╭─ Input for this task

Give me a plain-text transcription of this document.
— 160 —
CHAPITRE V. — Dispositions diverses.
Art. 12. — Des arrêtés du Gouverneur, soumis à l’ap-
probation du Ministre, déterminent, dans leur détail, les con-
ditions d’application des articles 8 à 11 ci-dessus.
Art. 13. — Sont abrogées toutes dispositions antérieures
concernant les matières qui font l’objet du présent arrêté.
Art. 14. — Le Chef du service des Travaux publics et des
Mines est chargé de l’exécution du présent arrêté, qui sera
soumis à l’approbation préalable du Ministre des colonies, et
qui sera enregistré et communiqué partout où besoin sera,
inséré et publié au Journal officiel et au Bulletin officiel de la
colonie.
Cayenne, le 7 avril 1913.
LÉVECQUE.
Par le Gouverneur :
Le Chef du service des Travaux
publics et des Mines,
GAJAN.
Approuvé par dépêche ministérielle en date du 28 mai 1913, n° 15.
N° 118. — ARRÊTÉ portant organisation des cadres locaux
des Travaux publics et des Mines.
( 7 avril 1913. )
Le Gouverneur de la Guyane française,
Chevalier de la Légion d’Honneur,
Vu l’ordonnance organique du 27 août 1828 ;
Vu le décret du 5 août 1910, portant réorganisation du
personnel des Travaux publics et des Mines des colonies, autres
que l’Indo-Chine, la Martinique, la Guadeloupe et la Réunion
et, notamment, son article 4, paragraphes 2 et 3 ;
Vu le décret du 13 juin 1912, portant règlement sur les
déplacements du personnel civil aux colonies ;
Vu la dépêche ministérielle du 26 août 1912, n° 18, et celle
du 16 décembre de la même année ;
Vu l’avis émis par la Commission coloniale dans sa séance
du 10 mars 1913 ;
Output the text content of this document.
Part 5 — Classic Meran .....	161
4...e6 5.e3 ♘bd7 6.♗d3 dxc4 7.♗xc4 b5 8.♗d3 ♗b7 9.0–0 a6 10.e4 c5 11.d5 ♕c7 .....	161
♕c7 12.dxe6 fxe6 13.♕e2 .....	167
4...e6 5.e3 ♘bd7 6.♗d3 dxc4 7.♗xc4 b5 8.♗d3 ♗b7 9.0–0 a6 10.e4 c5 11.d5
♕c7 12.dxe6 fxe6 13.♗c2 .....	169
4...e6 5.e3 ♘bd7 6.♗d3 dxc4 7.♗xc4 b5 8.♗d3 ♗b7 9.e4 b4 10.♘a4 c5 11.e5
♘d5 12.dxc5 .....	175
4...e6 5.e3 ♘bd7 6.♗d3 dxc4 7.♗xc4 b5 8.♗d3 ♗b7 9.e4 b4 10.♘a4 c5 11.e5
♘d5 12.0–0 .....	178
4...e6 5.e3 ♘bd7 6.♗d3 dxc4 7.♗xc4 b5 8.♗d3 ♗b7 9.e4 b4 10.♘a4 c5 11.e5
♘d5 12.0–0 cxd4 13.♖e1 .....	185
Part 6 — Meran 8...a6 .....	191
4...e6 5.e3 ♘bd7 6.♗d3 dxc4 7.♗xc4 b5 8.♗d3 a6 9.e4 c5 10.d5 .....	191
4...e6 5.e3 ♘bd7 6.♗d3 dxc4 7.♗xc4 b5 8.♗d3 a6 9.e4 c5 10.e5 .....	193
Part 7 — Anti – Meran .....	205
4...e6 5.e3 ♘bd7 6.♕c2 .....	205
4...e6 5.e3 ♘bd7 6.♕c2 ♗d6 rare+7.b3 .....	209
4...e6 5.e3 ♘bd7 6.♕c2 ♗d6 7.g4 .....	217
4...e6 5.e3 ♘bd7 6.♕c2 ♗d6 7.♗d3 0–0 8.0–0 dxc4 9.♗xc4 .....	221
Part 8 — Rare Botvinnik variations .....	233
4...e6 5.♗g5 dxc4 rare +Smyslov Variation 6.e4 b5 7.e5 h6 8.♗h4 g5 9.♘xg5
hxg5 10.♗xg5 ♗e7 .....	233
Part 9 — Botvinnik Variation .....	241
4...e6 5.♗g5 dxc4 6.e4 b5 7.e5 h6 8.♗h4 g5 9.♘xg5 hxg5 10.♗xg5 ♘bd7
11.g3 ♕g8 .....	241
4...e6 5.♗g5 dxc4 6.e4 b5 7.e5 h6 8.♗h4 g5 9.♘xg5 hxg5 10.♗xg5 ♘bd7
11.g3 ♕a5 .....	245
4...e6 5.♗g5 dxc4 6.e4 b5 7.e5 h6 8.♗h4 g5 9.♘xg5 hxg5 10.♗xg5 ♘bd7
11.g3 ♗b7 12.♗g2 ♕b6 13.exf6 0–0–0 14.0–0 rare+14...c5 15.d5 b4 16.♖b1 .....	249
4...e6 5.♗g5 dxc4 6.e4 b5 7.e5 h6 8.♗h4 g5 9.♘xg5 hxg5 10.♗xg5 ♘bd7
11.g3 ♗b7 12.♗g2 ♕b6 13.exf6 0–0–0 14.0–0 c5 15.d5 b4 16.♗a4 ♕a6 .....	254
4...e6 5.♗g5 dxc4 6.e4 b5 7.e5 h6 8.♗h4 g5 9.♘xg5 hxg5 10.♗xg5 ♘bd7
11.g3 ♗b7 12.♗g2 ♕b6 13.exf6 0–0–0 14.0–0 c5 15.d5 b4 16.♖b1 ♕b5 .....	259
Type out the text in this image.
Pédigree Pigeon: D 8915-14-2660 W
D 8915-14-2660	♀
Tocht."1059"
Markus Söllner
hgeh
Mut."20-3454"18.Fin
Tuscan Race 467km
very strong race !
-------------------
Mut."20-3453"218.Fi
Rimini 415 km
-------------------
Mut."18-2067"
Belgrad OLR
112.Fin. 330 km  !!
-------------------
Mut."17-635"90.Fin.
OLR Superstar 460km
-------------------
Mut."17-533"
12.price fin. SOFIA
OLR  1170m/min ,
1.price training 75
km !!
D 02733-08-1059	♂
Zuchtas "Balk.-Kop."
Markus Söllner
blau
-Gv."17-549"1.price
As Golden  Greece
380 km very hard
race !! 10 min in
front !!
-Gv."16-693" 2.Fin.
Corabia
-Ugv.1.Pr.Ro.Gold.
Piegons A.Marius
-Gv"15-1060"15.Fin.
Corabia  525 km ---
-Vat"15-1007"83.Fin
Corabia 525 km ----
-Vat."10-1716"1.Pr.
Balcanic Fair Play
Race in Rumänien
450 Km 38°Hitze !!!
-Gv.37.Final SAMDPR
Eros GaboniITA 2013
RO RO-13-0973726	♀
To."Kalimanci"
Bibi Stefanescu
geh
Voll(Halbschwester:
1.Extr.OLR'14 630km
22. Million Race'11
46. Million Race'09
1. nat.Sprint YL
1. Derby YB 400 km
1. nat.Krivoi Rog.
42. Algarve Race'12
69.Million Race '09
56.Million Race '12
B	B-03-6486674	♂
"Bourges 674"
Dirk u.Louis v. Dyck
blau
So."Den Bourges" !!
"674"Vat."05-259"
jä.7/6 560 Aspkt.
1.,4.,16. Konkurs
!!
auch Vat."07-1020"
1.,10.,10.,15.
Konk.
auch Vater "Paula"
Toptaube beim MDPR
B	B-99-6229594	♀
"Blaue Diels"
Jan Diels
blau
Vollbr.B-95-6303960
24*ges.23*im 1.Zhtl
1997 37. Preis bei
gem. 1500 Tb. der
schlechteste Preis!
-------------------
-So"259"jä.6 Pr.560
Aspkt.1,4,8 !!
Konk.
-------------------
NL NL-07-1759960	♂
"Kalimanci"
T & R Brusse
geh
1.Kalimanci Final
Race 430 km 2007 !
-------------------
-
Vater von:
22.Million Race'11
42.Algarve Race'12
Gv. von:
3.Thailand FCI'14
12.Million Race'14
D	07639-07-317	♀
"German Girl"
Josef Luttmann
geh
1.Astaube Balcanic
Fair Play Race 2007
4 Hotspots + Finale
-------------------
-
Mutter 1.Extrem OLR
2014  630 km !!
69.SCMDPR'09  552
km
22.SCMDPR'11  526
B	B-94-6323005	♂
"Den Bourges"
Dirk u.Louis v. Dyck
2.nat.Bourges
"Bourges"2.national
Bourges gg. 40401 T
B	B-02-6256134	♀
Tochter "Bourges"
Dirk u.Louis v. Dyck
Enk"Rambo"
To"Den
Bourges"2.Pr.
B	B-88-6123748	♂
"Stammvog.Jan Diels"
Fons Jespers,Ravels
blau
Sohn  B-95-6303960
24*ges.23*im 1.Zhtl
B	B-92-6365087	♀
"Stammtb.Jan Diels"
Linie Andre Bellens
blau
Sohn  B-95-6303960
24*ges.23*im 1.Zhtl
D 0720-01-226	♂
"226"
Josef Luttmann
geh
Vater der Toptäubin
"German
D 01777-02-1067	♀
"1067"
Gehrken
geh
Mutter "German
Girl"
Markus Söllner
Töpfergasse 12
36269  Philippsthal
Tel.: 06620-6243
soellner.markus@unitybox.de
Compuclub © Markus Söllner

╰─

## Task goal
Return all lines of the material above in which the word "price" occurs.

## Exercise result
12.price fin. SOFIA
1.price training 75
-Gv."17-549"1.price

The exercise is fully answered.